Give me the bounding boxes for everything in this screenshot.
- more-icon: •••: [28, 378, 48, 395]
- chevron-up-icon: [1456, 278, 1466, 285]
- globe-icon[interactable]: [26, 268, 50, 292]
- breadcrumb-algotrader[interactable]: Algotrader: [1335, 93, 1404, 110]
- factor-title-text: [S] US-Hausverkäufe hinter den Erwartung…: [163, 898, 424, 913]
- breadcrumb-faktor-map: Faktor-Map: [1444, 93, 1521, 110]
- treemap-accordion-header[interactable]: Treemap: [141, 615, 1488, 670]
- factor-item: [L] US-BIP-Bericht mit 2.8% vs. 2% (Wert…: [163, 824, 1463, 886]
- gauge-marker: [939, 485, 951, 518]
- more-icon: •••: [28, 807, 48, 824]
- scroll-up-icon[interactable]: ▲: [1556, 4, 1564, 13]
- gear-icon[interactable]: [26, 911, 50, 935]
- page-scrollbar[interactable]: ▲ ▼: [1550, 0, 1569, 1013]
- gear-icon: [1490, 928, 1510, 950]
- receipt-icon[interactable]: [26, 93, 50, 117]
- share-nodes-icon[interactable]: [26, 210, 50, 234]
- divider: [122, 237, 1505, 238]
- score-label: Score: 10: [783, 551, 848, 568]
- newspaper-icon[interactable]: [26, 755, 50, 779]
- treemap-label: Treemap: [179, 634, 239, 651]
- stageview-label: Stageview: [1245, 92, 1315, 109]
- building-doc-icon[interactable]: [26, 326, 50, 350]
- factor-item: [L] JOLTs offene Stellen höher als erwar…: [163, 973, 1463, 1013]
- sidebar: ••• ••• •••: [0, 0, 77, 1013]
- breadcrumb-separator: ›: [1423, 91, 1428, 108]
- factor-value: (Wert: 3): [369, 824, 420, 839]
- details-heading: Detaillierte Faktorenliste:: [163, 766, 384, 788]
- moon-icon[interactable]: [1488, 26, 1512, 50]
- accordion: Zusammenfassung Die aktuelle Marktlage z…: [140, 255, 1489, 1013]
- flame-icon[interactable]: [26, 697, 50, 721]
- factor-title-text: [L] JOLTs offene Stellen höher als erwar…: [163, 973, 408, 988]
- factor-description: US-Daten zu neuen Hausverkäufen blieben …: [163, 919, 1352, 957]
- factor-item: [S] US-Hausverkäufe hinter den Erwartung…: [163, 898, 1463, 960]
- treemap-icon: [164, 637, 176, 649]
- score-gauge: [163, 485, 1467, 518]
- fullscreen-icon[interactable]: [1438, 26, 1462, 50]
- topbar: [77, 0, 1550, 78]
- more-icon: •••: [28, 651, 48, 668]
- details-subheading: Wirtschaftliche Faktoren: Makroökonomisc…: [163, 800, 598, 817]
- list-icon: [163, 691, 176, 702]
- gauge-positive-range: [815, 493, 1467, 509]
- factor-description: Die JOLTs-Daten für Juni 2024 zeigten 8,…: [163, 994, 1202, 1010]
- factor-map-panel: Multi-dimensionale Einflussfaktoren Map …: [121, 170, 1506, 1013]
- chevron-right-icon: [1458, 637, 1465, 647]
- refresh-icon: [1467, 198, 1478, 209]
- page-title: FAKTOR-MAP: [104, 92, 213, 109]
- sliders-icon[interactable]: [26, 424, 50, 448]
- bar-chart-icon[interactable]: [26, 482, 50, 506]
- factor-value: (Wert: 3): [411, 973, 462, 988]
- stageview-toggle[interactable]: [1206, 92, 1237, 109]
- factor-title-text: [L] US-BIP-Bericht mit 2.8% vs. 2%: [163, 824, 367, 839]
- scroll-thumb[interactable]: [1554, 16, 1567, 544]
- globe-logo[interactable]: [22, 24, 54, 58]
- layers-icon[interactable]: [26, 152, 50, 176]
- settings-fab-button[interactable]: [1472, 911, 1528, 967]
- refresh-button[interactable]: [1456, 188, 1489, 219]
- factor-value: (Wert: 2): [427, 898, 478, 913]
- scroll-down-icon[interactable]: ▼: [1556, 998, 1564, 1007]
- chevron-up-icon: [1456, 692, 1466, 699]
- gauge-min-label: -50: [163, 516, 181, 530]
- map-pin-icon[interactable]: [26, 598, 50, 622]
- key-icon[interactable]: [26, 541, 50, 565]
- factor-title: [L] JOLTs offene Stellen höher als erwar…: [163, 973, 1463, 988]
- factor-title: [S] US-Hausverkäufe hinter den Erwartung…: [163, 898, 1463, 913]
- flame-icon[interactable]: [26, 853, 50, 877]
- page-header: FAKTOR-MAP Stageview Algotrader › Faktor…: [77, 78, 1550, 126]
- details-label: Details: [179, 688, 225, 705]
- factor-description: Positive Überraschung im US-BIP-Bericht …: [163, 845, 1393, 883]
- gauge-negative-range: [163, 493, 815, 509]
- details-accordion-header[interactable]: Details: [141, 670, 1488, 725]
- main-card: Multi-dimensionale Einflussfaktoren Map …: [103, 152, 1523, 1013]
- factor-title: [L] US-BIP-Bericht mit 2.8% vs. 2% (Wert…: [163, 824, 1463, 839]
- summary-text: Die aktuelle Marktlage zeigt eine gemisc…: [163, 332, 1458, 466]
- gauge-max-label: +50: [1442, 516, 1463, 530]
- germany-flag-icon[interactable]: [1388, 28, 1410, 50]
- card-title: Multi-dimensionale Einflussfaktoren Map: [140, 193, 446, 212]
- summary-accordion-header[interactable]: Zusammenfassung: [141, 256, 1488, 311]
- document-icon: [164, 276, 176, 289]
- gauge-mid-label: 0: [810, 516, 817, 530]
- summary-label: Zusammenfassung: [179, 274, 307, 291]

*-*-*

Перепишите все строки приведённых выше записей, не меняя в них ни одного символа.

Give me the bounding boxes for everything in this screenshot.
- more-icon: •••: [28, 378, 48, 395]
- chevron-up-icon: [1456, 278, 1466, 285]
- globe-icon[interactable]: [26, 268, 50, 292]
- breadcrumb-algotrader[interactable]: Algotrader: [1335, 93, 1404, 110]
- factor-title-text: [S] US-Hausverkäufe hinter den Erwartung…: [163, 898, 424, 913]
- breadcrumb-faktor-map: Faktor-Map: [1444, 93, 1521, 110]
- treemap-accordion-header[interactable]: Treemap: [141, 615, 1488, 670]
- factor-item: [L] US-BIP-Bericht mit 2.8% vs. 2% (Wert…: [163, 824, 1463, 886]
- gauge-marker: [939, 485, 951, 518]
- more-icon: •••: [28, 807, 48, 824]
- scroll-up-icon[interactable]: ▲: [1556, 4, 1564, 13]
- gear-icon[interactable]: [26, 911, 50, 935]
- page-scrollbar[interactable]: ▲ ▼: [1550, 0, 1569, 1013]
- gear-icon: [1490, 928, 1510, 950]
- receipt-icon[interactable]: [26, 93, 50, 117]
- share-nodes-icon[interactable]: [26, 210, 50, 234]
- divider: [122, 237, 1505, 238]
- score-label: Score: 10: [783, 551, 848, 568]
- newspaper-icon[interactable]: [26, 755, 50, 779]
- treemap-label: Treemap: [179, 634, 239, 651]
- stageview-label: Stageview: [1245, 92, 1315, 109]
- building-doc-icon[interactable]: [26, 326, 50, 350]
- factor-item: [L] JOLTs offene Stellen höher als erwar…: [163, 973, 1463, 1013]
- sidebar: ••• ••• •••: [0, 0, 77, 1013]
- breadcrumb-separator: ›: [1423, 91, 1428, 108]
- factor-value: (Wert: 3): [369, 824, 420, 839]
- details-heading: Detaillierte Faktorenliste:: [163, 766, 384, 788]
- moon-icon[interactable]: [1488, 26, 1512, 50]
- accordion: Zusammenfassung Die aktuelle Marktlage z…: [140, 255, 1489, 1013]
- flame-icon[interactable]: [26, 697, 50, 721]
- factor-title-text: [L] JOLTs offene Stellen höher als erwar…: [163, 973, 408, 988]
- factor-description: US-Daten zu neuen Hausverkäufen blieben …: [163, 919, 1352, 957]
- factor-item: [S] US-Hausverkäufe hinter den Erwartung…: [163, 898, 1463, 960]
- treemap-icon: [164, 637, 176, 649]
- score-gauge: [163, 485, 1467, 518]
- fullscreen-icon[interactable]: [1438, 26, 1462, 50]
- topbar: [77, 0, 1550, 78]
- more-icon: •••: [28, 651, 48, 668]
- details-subheading: Wirtschaftliche Faktoren: Makroökonomisc…: [163, 800, 598, 817]
- list-icon: [163, 691, 176, 702]
- gauge-positive-range: [815, 493, 1467, 509]
- factor-description: Die JOLTs-Daten für Juni 2024 zeigten 8,…: [163, 994, 1202, 1010]
- factor-map-panel: Multi-dimensionale Einflussfaktoren Map …: [121, 170, 1506, 1013]
- chevron-right-icon: [1458, 637, 1465, 647]
- refresh-icon: [1467, 198, 1478, 209]
- page-title: FAKTOR-MAP: [104, 92, 213, 109]
- sliders-icon[interactable]: [26, 424, 50, 448]
- bar-chart-icon[interactable]: [26, 482, 50, 506]
- factor-value: (Wert: 3): [411, 973, 462, 988]
- stageview-toggle[interactable]: [1206, 92, 1237, 109]
- factor-title-text: [L] US-BIP-Bericht mit 2.8% vs. 2%: [163, 824, 367, 839]
- scroll-thumb[interactable]: [1554, 16, 1567, 544]
- globe-logo[interactable]: [22, 24, 54, 58]
- layers-icon[interactable]: [26, 152, 50, 176]
- settings-fab-button[interactable]: [1472, 911, 1528, 967]
- refresh-button[interactable]: [1456, 188, 1489, 219]
- factor-value: (Wert: 2): [427, 898, 478, 913]
- scroll-down-icon[interactable]: ▼: [1556, 998, 1564, 1007]
- chevron-up-icon: [1456, 692, 1466, 699]
- gauge-min-label: -50: [163, 516, 181, 530]
- map-pin-icon[interactable]: [26, 598, 50, 622]
- key-icon[interactable]: [26, 541, 50, 565]
- factor-title: [L] JOLTs offene Stellen höher als erwar…: [163, 973, 1463, 988]
- factor-title: [S] US-Hausverkäufe hinter den Erwartung…: [163, 898, 1463, 913]
- flame-icon[interactable]: [26, 853, 50, 877]
- page-header: FAKTOR-MAP Stageview Algotrader › Faktor…: [77, 78, 1550, 126]
- details-label: Details: [179, 688, 225, 705]
- factor-description: Positive Überraschung im US-BIP-Bericht …: [163, 845, 1393, 883]
- gauge-negative-range: [163, 493, 815, 509]
- details-accordion-header[interactable]: Details: [141, 670, 1488, 725]
- main-card: Multi-dimensionale Einflussfaktoren Map …: [103, 152, 1523, 1013]
- factor-title: [L] US-BIP-Bericht mit 2.8% vs. 2% (Wert…: [163, 824, 1463, 839]
- summary-text: Die aktuelle Marktlage zeigt eine gemisc…: [163, 332, 1458, 466]
- gauge-max-label: +50: [1442, 516, 1463, 530]
- germany-flag-icon[interactable]: [1388, 28, 1410, 50]
- card-title: Multi-dimensionale Einflussfaktoren Map: [140, 193, 446, 212]
- summary-accordion-header[interactable]: Zusammenfassung: [141, 256, 1488, 311]
- document-icon: [164, 276, 176, 289]
- gauge-mid-label: 0: [810, 516, 817, 530]
- summary-label: Zusammenfassung: [179, 274, 307, 291]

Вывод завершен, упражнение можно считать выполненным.